Below are records. Copy every line with "January" in it.

——————

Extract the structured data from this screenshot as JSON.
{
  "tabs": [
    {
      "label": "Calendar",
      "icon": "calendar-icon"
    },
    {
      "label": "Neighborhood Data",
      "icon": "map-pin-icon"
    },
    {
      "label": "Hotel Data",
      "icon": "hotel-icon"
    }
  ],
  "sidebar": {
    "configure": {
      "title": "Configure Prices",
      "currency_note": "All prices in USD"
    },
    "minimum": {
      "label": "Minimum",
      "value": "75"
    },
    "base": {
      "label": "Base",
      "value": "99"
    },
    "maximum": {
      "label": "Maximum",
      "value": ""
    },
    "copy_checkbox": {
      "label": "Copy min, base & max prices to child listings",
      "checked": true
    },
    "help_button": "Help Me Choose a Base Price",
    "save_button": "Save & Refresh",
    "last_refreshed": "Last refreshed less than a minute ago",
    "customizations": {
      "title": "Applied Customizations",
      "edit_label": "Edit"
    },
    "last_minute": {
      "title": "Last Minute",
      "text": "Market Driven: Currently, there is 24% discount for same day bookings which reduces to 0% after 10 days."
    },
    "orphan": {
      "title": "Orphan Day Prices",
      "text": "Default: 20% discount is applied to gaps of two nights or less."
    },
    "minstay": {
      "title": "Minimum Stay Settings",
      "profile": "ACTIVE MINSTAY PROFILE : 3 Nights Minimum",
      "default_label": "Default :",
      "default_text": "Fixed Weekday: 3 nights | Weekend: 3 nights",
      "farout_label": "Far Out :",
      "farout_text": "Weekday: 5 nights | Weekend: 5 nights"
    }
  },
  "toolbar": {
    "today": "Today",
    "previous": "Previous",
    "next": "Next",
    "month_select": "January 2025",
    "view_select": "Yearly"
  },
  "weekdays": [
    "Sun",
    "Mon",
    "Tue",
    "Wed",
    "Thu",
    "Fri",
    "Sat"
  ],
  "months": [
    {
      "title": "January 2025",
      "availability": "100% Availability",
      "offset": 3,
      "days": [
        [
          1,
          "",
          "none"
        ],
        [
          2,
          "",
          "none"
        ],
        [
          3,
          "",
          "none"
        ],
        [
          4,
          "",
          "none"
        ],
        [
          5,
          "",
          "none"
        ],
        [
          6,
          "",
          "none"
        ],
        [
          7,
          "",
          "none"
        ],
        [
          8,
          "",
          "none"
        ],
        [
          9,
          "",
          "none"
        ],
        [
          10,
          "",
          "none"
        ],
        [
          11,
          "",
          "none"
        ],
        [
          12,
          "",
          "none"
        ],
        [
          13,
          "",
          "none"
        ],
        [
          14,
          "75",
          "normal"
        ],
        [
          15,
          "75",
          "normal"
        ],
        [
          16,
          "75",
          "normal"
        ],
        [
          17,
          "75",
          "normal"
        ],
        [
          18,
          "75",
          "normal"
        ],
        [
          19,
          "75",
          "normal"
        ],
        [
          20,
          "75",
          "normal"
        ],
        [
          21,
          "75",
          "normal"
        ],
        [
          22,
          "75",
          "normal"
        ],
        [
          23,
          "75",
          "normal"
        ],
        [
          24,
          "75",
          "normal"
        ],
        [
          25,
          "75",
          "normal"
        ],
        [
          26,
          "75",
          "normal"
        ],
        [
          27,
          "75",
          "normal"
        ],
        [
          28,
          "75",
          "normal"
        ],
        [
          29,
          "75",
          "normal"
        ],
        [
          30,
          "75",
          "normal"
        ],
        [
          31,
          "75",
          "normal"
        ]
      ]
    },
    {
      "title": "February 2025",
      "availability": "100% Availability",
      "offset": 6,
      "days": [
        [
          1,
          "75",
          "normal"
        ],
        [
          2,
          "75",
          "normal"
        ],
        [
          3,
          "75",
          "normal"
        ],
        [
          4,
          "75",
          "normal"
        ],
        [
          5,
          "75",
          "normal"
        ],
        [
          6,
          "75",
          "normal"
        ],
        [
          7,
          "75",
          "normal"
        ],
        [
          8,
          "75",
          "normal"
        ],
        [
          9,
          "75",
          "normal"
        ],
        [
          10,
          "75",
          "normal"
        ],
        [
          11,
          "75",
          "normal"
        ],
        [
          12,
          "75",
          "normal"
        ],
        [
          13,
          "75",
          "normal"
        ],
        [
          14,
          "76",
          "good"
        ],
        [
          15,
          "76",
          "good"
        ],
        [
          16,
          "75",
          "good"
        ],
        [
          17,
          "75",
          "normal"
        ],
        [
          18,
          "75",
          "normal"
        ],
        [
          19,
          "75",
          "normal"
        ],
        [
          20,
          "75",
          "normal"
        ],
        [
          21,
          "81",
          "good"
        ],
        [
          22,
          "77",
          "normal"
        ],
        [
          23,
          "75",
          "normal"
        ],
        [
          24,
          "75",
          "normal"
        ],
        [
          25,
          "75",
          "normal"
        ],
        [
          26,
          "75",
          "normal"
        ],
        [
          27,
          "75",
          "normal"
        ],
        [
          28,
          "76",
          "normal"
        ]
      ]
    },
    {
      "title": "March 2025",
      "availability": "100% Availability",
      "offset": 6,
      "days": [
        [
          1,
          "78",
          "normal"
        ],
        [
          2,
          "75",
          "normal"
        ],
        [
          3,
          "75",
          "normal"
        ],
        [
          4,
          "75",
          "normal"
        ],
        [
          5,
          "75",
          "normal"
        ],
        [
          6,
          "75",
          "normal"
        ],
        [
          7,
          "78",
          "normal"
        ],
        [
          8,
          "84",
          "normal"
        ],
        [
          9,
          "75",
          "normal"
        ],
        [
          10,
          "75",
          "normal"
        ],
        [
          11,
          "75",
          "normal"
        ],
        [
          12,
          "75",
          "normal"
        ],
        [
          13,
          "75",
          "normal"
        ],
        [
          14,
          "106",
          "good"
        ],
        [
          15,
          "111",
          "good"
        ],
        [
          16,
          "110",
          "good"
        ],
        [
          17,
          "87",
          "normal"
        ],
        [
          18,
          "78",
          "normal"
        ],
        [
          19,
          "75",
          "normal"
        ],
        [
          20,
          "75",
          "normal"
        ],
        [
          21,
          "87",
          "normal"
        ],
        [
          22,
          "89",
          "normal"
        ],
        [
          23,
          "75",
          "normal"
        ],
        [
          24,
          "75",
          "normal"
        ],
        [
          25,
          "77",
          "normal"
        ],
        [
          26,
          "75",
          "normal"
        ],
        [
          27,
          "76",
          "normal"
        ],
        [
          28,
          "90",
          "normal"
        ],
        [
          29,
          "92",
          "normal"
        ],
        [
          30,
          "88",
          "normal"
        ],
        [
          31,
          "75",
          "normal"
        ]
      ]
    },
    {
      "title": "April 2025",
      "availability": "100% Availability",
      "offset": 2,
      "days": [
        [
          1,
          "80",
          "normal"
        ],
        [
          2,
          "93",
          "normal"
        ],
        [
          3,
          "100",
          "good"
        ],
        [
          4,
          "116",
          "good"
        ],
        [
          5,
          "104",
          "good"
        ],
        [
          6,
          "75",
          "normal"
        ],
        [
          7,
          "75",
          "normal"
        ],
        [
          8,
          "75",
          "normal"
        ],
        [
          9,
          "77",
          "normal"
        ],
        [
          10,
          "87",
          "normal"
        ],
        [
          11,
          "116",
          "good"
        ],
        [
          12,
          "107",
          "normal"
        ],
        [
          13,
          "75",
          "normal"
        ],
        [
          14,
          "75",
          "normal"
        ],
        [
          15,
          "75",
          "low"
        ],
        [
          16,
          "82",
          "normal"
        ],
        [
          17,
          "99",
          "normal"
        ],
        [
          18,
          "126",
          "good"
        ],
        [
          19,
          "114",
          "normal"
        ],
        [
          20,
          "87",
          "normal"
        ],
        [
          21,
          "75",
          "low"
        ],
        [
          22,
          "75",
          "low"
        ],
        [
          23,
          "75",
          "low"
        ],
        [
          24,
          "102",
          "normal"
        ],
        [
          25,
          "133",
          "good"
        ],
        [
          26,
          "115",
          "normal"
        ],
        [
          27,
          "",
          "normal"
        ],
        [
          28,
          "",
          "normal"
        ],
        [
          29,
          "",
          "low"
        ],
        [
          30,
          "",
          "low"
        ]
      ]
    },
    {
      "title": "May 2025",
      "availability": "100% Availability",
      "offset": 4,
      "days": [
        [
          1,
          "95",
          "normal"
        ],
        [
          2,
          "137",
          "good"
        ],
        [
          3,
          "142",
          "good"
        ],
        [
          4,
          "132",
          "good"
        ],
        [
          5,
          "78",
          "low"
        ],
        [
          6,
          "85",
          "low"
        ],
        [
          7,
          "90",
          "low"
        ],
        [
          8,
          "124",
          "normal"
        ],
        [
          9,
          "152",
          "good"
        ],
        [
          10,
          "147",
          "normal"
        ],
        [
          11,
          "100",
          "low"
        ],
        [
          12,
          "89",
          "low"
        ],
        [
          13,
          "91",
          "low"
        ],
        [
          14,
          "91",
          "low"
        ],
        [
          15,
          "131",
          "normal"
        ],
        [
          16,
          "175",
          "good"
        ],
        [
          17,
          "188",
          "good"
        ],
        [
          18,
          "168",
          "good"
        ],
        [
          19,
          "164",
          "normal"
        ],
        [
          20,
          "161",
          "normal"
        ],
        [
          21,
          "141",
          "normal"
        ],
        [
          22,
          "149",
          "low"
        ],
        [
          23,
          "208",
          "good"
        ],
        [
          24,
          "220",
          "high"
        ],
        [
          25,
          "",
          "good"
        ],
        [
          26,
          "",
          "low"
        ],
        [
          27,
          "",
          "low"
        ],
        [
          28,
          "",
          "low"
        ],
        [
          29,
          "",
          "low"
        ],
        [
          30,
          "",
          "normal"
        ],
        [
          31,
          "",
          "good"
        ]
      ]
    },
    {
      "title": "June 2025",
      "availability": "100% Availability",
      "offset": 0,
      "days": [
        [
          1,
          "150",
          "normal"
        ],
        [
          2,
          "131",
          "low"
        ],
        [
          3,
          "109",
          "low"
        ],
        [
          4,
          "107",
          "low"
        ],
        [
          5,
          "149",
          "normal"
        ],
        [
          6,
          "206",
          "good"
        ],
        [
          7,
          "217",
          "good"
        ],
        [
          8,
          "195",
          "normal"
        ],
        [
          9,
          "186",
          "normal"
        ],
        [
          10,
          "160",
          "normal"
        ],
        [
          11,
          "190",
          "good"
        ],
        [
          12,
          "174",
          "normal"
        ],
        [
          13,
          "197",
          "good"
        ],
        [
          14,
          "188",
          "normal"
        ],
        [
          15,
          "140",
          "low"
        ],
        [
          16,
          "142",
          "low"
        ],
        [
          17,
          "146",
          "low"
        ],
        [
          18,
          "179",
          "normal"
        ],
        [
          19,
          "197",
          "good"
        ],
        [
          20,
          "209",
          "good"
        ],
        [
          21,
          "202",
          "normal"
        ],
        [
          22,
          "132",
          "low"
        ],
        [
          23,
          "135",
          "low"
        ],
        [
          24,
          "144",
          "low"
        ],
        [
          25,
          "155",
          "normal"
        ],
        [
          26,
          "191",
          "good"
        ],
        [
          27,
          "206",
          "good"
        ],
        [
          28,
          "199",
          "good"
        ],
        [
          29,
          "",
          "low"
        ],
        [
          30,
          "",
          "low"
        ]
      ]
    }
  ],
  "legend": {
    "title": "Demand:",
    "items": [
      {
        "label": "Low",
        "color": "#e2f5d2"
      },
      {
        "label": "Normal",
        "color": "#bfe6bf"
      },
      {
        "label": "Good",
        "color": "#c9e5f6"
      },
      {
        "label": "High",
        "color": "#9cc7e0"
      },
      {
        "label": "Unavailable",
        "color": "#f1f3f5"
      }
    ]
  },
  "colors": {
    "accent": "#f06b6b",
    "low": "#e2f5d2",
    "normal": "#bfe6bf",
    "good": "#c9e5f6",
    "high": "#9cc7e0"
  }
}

——————

### Answer for this exercise
    "month_select": "January 2025",
      "title": "January 2025",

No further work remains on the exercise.